Hundreds Of Millions Of Years Of Change In Cordilleran Terranes Of Western North America
The March GSA TODAY, the Geological Society of America’s open-access science and news magazine, is now online at http://www.geosociety.org/gsatoday/archive/22/3/. This month’s science article, by Todd LaMaskin of the University of North Carolina at Wilmington, presents uranium-lead dating analyses of detrital zircon grains in Paleozoic-Mesozoic basin sediments in the Cordillera of western North America.
LaMaskin’s analysis shows a systematic variation in age distribution within the depositional age and setting of the host sediments. Four such age distributions, which he terms “detrital zircon facies,” are identified: (1) a Paleoproterozoic-Archean facies mainly found in Paleozoic and early Mesozoic accretionary complexes; (2) a Proterozoic-Phanerozoic facies found in Jurassic basins; (3) a Triassic-Jurassic facies found in Late Jurassic-Early Cretaceous basins; and (4) a Jurassic-Early Cretaceous facies found in Cretaceous marginal basins.

──────

▸ **TASK DIRECTIONS**: Copy the passage on Cordilleran terranes word for word, everything from "Hundreds Of Millions" down to "western North America.". The records have no connection to the text about Cordilleran terranes.

▸ **Dataset entries**:
──────

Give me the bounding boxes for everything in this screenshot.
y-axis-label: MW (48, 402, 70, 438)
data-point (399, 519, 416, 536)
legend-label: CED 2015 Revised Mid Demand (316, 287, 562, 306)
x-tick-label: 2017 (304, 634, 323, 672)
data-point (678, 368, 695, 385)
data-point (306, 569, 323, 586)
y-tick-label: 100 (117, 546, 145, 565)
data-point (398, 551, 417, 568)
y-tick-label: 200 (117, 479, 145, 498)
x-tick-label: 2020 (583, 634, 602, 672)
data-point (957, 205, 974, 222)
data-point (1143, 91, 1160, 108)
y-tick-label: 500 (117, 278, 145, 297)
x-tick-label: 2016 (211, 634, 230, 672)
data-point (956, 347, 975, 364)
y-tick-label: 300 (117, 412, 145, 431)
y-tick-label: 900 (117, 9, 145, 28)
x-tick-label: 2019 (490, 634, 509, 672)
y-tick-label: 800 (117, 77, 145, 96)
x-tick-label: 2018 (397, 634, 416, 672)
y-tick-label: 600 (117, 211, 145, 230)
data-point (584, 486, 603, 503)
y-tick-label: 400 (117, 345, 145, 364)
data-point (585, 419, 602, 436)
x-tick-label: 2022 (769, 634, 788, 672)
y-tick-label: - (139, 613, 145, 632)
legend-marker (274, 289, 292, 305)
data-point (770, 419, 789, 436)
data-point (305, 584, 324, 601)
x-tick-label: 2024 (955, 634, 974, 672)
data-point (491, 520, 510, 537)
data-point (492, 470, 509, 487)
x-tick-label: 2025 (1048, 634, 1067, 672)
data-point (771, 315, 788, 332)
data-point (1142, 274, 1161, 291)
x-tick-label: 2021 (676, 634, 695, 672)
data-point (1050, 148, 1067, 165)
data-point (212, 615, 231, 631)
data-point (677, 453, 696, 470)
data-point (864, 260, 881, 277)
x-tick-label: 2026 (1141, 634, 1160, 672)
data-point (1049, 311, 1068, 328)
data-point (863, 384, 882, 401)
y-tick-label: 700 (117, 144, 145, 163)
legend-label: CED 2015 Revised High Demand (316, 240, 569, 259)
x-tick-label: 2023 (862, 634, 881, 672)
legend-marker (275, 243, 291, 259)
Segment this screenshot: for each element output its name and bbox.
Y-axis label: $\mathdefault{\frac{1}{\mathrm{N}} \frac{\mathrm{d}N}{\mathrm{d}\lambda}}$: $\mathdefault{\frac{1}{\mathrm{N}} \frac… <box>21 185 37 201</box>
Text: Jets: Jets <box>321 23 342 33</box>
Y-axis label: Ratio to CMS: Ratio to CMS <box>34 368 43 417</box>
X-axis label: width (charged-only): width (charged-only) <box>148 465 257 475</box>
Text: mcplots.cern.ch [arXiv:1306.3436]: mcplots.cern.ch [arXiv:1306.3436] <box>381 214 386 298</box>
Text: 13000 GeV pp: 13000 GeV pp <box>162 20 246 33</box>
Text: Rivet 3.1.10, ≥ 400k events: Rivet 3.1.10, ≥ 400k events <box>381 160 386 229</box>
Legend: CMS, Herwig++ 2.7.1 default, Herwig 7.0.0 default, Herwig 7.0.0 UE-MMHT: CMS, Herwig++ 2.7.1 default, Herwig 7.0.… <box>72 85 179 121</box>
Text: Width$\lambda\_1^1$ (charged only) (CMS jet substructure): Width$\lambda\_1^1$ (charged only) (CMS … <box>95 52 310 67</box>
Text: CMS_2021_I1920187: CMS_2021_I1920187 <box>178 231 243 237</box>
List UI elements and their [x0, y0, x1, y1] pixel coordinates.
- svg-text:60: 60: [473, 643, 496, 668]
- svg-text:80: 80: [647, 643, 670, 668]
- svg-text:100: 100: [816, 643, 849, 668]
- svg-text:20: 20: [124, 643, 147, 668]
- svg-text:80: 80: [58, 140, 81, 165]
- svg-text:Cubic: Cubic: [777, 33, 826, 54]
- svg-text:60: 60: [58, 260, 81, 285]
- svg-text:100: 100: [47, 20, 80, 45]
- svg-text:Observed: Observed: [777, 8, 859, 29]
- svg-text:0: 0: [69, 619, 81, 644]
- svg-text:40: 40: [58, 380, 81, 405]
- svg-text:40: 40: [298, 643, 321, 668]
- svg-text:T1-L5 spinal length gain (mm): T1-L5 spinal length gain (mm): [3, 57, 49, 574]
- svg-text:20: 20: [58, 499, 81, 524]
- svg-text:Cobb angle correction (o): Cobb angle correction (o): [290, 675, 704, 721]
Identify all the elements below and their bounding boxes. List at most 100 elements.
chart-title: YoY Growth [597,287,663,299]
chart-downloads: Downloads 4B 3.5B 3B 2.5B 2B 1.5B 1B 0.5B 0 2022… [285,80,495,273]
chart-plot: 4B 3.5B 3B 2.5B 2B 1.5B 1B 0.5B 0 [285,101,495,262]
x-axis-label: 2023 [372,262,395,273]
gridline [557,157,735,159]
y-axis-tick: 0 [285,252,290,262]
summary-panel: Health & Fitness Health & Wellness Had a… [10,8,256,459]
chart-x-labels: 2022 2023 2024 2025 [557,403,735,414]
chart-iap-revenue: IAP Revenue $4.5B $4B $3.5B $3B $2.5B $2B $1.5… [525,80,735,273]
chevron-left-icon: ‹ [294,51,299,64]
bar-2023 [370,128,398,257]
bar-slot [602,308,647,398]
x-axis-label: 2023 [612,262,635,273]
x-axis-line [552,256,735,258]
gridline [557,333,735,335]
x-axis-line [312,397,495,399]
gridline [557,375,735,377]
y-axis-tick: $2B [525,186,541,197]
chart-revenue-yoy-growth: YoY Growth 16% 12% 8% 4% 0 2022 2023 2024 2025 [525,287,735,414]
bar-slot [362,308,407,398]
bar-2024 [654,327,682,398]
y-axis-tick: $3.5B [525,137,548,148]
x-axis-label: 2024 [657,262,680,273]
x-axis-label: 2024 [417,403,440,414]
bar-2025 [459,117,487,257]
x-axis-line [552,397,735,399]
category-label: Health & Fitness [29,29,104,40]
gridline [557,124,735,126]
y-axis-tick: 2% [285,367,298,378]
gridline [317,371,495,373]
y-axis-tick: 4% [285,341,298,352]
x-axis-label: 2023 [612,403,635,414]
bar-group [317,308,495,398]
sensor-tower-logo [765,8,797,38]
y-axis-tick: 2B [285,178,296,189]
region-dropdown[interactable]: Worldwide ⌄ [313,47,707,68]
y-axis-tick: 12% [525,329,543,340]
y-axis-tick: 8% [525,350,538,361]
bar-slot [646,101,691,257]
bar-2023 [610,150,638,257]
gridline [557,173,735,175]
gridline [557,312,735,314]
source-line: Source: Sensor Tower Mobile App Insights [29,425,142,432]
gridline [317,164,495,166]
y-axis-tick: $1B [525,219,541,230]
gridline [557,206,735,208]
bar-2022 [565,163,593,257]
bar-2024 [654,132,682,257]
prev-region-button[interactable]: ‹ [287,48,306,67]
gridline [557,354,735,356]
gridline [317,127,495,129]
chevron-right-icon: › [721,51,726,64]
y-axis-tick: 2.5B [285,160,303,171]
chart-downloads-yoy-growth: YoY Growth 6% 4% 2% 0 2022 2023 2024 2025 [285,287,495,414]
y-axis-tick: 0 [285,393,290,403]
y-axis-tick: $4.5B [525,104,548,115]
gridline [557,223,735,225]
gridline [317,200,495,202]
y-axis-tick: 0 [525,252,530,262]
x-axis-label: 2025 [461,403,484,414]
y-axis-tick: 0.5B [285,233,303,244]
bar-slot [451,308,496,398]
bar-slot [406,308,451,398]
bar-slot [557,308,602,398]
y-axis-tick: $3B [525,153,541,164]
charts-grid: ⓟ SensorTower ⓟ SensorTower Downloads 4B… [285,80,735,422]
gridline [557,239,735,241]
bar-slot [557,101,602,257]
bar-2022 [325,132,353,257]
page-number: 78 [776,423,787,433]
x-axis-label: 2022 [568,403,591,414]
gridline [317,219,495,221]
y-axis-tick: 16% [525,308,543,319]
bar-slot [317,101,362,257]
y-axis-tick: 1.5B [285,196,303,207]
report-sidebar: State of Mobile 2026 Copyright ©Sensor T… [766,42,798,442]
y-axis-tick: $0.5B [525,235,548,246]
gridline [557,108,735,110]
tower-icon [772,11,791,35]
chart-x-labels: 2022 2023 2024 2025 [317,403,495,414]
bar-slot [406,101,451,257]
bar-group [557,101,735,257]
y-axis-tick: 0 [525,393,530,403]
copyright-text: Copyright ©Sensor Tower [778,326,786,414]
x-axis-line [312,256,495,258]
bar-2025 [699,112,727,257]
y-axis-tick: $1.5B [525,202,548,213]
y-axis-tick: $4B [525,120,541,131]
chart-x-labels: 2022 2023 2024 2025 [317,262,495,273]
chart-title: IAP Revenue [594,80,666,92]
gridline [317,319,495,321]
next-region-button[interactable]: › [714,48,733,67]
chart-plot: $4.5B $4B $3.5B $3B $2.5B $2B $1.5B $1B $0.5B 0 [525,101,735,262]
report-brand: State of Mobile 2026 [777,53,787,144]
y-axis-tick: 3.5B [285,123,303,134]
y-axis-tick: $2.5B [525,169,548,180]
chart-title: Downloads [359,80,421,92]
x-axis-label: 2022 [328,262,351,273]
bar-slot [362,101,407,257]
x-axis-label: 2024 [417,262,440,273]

──────

▸ **RESPONSE TO THE EXERCISE**:
Hundreds Of Millions Of Years Of Change In Cordilleran Terranes Of Western North America
The March GSA TODAY, the Geological Society of America’s open-access science and news magazine, is now online at http://www.geosociety.org/gsatoday/archive/22/3/. This month’s science article, by Todd LaMaskin of the University of North Carolina at Wilmington, presents uranium-lead dating analyses of detrital zircon grains in Paleozoic-Mesozoic basin sediments in the Cordillera of western North America.